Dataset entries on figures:

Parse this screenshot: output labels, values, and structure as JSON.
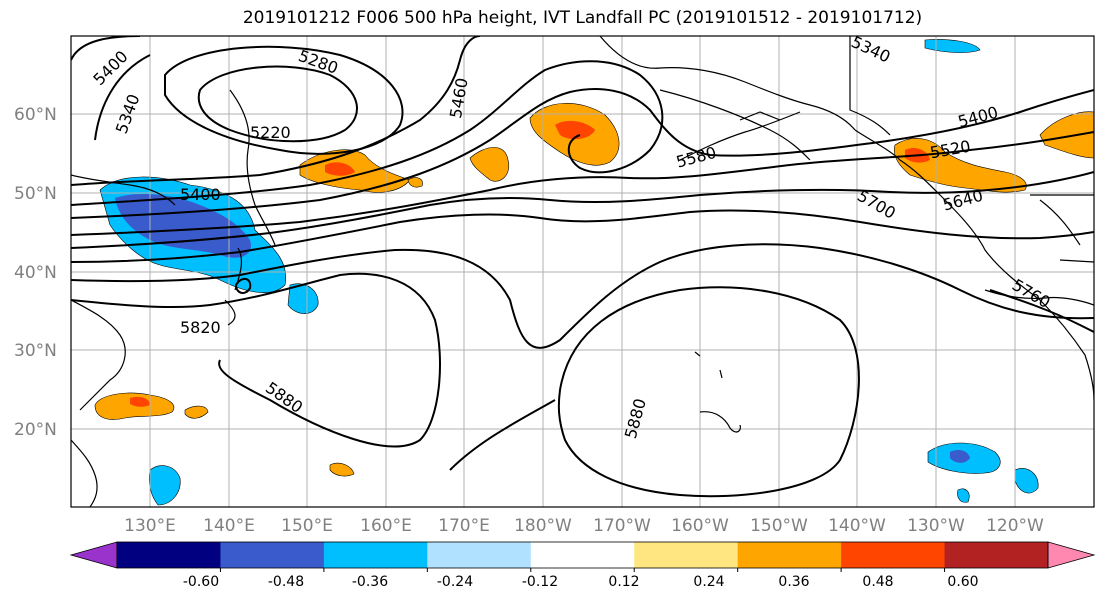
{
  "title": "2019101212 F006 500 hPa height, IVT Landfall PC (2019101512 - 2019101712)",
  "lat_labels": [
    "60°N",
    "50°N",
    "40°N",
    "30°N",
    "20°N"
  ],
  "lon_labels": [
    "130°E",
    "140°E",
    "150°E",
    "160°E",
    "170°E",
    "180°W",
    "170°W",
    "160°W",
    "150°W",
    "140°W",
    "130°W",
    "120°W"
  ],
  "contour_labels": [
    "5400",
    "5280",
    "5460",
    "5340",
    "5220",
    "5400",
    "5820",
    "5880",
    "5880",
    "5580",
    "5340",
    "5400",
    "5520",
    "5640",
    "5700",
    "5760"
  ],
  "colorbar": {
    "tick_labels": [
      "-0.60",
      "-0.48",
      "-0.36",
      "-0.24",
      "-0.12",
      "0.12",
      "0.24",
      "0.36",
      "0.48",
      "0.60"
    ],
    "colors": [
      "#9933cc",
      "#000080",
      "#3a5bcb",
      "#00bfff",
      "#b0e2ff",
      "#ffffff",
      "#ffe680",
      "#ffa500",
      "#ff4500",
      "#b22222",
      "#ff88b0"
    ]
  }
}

==

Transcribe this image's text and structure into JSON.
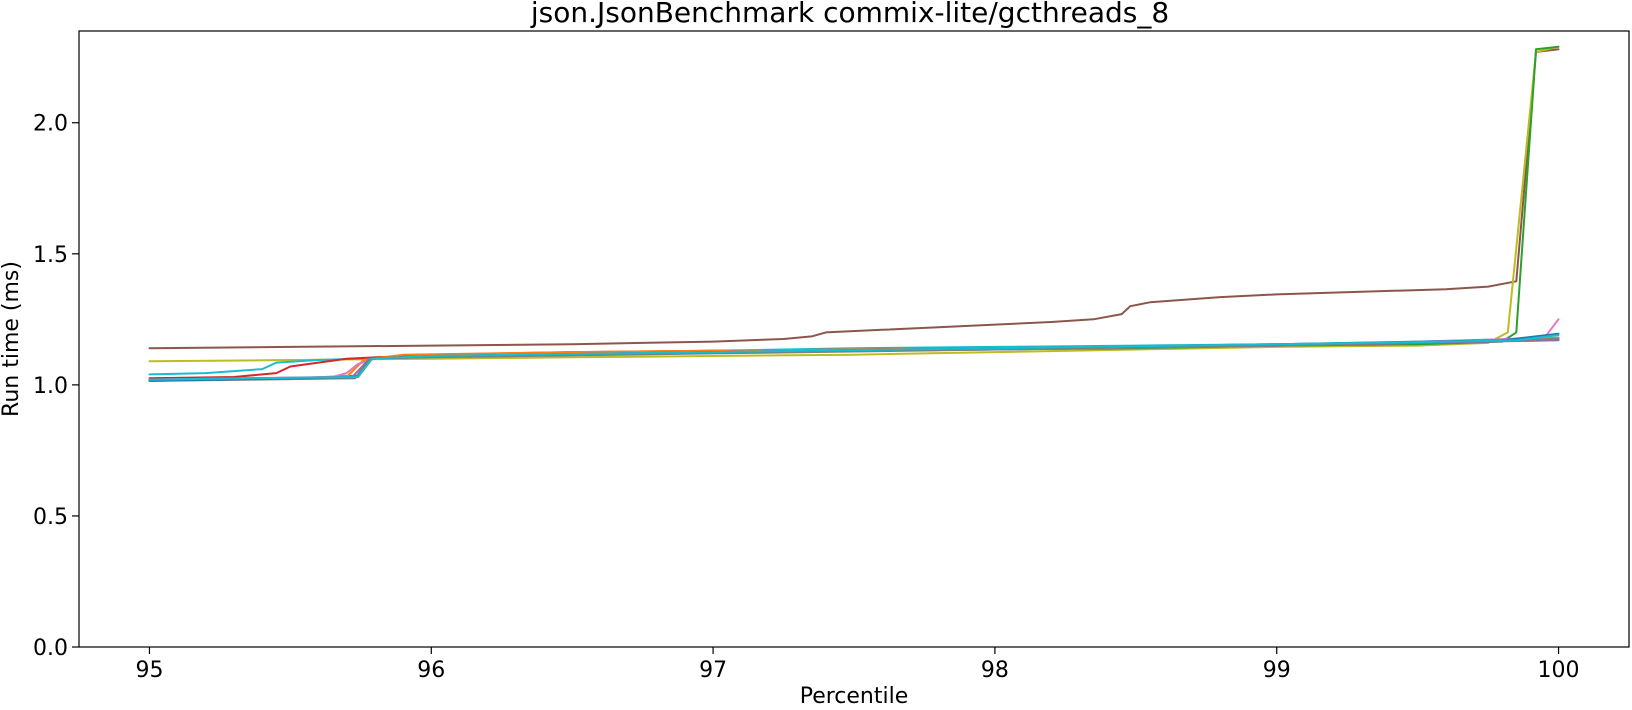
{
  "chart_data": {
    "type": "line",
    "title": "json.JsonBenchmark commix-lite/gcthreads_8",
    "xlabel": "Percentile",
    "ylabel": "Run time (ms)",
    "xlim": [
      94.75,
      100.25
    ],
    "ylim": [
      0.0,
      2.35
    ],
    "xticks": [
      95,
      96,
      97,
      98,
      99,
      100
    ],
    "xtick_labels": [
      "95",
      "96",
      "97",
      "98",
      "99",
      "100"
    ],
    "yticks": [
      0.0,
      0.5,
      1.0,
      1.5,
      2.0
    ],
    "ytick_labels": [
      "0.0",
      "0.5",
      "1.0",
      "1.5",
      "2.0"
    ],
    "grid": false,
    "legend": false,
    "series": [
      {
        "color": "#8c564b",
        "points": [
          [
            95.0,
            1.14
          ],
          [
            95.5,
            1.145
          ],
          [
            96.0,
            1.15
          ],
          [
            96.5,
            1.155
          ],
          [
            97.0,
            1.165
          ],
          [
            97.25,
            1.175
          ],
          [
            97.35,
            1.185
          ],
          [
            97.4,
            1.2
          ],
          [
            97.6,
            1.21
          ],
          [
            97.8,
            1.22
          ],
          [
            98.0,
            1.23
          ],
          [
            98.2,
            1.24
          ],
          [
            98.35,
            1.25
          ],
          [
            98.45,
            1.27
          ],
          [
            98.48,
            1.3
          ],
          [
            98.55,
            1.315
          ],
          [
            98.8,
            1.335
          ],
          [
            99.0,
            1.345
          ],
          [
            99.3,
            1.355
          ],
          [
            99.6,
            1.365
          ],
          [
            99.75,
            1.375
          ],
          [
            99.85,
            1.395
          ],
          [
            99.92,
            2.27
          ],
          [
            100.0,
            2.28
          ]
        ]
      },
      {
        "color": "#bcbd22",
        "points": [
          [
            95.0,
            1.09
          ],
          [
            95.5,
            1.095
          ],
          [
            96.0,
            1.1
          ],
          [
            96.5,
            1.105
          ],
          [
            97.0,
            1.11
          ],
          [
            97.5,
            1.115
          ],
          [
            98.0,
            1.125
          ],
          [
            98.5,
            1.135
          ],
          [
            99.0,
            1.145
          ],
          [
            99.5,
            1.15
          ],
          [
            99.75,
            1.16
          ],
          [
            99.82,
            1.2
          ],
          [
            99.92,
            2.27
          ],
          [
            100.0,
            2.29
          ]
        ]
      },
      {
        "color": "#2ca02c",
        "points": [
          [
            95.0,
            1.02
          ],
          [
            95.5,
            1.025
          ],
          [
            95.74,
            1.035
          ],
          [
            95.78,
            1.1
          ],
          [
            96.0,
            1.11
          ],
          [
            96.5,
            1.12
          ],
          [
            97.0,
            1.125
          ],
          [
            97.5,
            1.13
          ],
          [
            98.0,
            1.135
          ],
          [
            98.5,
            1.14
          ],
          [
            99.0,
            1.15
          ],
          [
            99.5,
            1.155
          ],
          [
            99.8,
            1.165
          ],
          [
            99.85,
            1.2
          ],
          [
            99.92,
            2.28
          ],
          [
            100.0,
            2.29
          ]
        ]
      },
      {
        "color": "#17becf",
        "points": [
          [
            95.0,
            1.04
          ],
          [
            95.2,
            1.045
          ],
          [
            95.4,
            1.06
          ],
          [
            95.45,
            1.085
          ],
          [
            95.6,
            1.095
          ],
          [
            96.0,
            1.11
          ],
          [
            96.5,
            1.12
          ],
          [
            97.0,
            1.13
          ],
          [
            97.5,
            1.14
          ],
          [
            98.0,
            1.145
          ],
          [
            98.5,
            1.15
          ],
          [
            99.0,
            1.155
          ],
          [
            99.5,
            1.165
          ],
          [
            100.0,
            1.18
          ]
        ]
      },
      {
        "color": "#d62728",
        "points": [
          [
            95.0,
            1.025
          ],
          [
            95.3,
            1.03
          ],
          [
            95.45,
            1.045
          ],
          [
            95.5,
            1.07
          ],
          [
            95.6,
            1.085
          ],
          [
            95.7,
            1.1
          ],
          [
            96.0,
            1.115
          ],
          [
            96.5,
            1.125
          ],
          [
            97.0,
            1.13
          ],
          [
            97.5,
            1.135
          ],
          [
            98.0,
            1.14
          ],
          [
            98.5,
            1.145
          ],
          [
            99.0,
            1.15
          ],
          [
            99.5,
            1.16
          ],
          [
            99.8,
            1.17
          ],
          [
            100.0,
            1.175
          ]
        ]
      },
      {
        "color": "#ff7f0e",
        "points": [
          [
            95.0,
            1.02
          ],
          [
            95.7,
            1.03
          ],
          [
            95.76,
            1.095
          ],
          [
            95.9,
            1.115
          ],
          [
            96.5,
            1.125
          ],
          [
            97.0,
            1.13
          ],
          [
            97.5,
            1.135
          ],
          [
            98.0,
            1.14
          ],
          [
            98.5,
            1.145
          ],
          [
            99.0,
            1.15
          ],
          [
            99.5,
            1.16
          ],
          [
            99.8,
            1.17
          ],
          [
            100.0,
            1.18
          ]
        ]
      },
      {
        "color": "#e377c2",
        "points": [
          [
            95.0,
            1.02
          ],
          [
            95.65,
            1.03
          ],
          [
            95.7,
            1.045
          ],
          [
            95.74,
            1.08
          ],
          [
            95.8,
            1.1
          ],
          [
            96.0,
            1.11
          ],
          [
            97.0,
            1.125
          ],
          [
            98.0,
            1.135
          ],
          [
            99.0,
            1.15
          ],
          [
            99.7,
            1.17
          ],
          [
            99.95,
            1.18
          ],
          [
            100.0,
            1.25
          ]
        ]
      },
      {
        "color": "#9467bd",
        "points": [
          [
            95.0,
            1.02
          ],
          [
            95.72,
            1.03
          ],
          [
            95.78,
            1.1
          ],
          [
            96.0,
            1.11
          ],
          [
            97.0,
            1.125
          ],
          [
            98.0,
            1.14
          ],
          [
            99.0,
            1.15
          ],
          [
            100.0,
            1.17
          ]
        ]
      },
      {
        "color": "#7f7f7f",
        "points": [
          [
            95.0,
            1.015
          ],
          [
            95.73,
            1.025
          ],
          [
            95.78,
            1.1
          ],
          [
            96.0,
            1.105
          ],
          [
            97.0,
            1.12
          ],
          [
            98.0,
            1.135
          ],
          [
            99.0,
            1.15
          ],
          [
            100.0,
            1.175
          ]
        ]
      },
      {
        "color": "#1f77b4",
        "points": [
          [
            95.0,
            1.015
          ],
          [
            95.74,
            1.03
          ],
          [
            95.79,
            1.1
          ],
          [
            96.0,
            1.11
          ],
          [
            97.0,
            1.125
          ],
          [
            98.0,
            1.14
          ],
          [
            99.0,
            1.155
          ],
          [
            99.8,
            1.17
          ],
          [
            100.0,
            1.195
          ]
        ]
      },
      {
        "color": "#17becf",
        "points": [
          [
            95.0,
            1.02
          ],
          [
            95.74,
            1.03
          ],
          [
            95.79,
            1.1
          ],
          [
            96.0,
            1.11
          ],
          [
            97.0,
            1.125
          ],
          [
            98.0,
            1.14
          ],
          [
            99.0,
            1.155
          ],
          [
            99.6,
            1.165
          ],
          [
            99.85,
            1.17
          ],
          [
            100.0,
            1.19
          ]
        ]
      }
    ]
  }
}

* WHAT TO PRODUCE *
Say only how many lines in the records carry the word "structure".

* WRITTEN ANSWER *
2